Examine each line of the data. Copy those that contain the string "Detection".

## Records provided

══════════════════════════════

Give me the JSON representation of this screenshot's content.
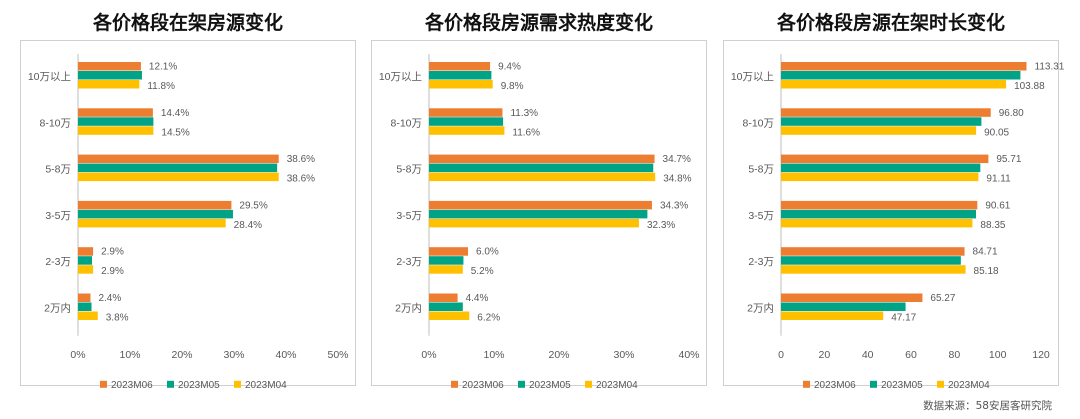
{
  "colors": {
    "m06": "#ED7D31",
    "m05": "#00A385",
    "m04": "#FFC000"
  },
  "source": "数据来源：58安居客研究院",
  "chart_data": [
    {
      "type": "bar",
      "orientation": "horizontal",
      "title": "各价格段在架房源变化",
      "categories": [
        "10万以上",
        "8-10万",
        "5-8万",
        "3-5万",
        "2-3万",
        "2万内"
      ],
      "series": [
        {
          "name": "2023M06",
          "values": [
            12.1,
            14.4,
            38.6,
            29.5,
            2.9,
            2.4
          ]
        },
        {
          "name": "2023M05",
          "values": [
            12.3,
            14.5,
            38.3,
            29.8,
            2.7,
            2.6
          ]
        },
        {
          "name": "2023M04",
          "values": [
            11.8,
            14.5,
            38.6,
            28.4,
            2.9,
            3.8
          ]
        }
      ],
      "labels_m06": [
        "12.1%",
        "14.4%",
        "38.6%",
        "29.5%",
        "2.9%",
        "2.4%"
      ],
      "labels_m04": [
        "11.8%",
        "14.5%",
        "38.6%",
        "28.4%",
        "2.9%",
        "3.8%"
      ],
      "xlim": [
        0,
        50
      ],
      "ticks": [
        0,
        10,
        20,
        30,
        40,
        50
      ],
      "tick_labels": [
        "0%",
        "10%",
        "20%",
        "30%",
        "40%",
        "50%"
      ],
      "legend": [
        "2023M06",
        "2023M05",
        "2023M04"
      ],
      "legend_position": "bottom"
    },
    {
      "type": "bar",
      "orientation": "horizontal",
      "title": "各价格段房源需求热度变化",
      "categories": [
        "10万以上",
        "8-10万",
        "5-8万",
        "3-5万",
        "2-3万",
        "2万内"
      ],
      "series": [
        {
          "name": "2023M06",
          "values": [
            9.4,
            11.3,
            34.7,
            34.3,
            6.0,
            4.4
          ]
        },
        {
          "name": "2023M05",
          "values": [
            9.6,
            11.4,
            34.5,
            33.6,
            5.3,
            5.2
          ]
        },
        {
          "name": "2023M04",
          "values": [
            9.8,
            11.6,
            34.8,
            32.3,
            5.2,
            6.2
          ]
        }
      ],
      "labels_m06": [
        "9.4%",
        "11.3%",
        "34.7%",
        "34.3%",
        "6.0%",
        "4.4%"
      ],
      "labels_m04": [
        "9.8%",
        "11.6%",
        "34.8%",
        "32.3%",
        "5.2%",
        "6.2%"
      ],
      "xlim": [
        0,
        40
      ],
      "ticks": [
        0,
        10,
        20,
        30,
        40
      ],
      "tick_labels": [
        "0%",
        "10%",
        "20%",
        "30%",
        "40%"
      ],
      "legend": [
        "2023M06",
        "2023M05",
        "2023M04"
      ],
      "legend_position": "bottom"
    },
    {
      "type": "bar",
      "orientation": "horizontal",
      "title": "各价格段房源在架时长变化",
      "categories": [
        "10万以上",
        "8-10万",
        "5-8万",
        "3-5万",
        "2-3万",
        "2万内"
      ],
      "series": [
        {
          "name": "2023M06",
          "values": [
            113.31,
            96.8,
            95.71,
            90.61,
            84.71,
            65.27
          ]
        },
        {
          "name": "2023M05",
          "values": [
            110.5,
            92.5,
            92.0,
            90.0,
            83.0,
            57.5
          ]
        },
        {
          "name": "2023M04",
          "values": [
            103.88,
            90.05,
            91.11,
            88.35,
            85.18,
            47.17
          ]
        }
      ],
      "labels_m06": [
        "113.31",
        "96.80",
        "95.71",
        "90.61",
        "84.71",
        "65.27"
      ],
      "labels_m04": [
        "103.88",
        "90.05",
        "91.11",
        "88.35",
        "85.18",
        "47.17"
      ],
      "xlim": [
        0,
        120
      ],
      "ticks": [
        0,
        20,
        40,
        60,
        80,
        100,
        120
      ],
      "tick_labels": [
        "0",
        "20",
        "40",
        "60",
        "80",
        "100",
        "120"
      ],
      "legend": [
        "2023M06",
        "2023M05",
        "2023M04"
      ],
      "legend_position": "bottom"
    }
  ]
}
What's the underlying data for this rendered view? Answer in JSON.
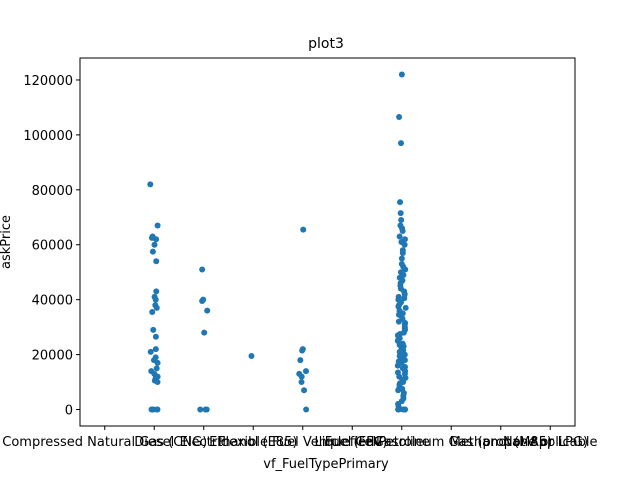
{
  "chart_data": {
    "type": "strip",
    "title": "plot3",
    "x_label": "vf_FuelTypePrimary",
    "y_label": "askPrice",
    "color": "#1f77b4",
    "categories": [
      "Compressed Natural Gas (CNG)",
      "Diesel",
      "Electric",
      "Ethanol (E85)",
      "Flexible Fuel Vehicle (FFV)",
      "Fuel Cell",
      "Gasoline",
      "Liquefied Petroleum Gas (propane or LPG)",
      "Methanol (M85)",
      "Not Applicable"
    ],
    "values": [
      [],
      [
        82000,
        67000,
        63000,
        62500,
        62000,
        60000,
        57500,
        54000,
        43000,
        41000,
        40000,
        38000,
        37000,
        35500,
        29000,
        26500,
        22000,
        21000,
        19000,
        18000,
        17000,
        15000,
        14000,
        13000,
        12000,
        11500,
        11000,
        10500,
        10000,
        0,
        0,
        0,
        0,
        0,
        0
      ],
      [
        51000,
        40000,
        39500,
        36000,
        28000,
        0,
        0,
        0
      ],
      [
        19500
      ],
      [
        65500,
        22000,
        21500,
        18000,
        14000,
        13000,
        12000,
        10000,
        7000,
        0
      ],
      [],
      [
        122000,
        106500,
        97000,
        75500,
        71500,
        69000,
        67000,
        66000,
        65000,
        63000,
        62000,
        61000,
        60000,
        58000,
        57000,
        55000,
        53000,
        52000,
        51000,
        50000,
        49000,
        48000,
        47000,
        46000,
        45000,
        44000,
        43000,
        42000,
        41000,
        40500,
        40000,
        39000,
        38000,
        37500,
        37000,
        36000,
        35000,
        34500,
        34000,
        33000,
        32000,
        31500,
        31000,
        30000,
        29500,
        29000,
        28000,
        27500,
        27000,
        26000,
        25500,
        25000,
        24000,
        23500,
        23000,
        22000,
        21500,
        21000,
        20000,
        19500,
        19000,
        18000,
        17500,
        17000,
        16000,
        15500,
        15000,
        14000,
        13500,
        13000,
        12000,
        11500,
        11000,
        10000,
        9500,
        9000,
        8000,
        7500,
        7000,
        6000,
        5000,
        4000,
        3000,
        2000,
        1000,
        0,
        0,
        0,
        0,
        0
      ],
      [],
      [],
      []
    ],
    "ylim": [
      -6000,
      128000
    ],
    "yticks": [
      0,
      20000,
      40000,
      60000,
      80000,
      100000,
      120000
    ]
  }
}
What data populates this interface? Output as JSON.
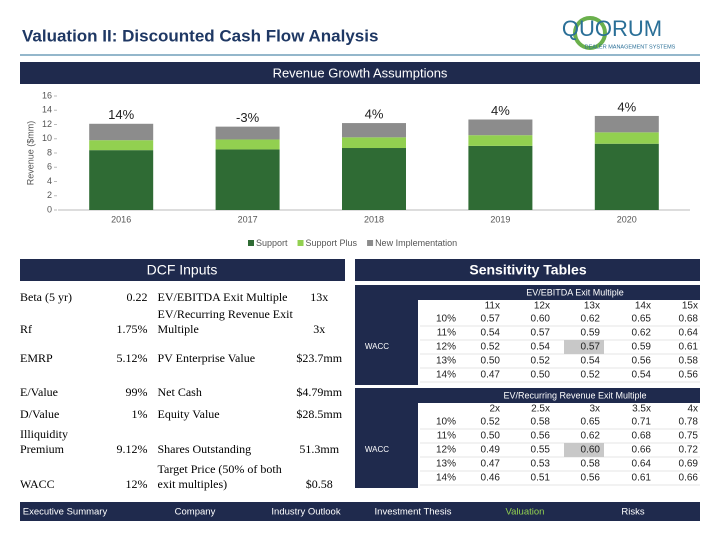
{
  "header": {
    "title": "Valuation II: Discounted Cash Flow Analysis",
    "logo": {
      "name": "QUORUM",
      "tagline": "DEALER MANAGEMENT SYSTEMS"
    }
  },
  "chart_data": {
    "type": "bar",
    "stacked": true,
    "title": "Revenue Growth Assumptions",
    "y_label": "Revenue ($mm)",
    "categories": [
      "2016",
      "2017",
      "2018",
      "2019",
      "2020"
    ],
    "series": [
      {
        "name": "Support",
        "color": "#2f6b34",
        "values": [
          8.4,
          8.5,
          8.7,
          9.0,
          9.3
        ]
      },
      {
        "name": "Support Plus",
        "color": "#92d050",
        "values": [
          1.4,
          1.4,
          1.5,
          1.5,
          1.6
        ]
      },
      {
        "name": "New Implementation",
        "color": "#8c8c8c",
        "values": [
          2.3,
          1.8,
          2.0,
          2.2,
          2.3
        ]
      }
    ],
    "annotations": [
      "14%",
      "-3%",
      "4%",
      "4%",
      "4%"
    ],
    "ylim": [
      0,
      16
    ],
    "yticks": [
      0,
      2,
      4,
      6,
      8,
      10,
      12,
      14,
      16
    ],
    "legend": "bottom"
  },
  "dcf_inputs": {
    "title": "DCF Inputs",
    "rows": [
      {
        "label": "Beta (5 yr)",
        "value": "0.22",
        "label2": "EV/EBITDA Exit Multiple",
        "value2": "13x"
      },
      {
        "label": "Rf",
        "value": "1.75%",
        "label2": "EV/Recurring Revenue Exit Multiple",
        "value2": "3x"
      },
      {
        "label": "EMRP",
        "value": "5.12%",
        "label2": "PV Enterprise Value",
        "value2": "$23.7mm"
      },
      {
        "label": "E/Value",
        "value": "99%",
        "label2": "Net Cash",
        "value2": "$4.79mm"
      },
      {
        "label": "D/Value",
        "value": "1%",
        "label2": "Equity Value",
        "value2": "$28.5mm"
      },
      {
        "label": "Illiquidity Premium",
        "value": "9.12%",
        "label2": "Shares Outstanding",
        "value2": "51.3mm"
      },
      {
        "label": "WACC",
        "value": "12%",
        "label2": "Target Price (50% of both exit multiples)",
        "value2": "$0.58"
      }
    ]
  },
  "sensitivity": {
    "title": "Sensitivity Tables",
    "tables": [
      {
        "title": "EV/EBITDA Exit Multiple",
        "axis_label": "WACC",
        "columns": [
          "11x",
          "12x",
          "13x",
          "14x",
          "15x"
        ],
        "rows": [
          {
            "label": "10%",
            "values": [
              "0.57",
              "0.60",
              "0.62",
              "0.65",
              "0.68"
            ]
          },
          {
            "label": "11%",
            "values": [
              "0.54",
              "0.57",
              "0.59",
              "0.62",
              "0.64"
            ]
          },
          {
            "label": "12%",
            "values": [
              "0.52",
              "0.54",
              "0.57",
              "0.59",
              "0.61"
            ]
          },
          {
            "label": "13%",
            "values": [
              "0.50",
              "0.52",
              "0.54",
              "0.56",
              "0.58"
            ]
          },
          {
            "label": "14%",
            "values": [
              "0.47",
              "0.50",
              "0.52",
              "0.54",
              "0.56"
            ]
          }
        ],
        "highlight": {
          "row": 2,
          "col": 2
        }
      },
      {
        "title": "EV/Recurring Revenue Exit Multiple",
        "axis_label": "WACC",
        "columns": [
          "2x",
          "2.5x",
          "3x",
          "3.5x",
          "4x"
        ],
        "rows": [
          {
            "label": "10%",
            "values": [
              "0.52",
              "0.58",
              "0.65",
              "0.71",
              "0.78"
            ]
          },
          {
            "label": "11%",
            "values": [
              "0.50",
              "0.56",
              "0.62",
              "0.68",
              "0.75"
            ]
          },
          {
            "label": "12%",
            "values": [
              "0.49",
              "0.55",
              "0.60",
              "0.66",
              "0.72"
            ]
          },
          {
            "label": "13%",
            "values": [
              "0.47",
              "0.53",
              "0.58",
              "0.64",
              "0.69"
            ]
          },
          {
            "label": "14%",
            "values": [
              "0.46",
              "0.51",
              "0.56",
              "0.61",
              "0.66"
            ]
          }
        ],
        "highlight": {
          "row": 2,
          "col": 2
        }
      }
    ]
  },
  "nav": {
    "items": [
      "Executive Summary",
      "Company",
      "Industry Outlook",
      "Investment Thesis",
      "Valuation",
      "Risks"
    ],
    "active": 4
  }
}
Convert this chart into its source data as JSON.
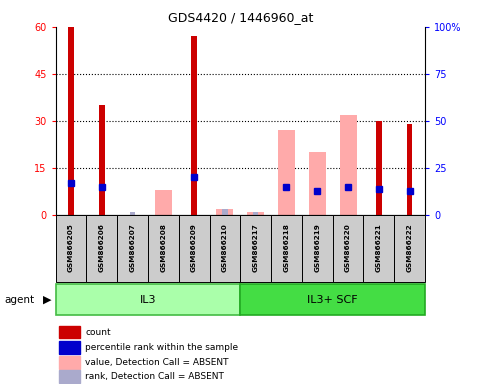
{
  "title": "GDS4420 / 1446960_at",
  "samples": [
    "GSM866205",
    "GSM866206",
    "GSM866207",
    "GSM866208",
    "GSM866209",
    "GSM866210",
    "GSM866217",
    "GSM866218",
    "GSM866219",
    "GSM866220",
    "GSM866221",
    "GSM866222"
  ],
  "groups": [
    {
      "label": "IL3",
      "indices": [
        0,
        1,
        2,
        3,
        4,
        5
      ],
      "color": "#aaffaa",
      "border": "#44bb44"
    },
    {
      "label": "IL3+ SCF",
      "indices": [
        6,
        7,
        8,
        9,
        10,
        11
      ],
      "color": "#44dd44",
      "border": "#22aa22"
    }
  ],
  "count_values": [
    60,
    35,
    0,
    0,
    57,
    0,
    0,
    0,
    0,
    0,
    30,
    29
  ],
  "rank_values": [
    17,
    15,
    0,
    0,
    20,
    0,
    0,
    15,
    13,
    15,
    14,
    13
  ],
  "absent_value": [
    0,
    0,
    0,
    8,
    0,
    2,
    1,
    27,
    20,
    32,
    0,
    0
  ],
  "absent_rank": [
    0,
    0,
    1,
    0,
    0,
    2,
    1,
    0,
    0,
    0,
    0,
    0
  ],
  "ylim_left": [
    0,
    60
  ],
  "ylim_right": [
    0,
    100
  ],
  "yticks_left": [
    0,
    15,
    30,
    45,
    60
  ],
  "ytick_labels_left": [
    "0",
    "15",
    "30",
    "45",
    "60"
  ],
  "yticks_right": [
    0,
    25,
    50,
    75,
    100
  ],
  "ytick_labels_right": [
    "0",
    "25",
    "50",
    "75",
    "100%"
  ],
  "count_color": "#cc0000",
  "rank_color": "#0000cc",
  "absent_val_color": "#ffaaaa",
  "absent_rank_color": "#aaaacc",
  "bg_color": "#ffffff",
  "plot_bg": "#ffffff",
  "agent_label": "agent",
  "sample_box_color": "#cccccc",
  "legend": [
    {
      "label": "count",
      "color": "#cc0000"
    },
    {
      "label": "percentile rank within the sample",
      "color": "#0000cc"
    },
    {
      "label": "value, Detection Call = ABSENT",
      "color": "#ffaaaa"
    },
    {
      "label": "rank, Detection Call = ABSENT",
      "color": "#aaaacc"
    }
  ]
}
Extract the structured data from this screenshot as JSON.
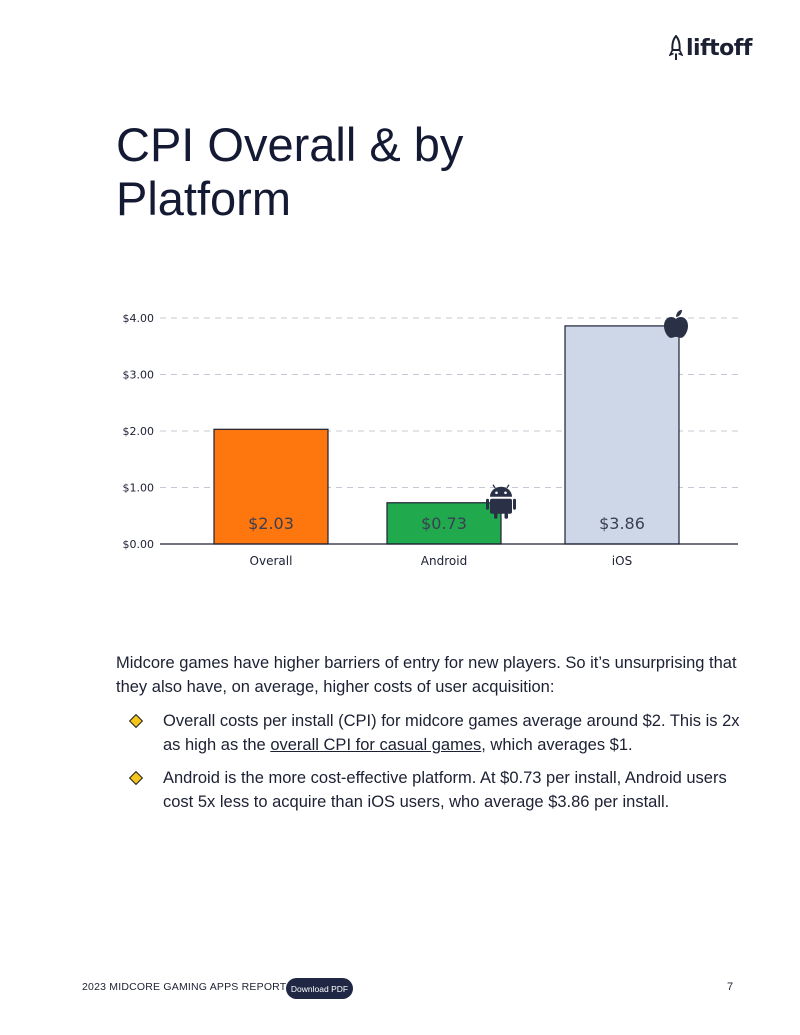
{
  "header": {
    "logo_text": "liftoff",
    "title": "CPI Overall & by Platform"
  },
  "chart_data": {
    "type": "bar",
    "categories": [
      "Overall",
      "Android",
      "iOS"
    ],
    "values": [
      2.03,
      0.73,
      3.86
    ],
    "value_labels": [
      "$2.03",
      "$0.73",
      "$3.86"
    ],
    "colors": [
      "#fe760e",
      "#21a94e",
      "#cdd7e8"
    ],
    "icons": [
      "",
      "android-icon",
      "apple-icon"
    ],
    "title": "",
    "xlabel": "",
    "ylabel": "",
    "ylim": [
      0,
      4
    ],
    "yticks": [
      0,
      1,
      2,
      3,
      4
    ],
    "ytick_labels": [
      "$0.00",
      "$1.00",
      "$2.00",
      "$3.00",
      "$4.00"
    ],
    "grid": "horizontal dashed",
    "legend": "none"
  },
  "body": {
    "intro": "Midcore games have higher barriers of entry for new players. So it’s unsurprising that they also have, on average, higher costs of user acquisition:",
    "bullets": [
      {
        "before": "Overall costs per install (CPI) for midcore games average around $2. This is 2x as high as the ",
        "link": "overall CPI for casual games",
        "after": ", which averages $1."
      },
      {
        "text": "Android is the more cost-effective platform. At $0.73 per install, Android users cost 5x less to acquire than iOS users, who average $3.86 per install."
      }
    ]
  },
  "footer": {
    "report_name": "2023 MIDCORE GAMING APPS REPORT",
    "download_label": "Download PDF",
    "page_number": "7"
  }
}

══════════════════════════════

## Output for this exercise
      "label": "value, Detection Call = ABSENT",
      "label": "rank, Detection Call = ABSENT",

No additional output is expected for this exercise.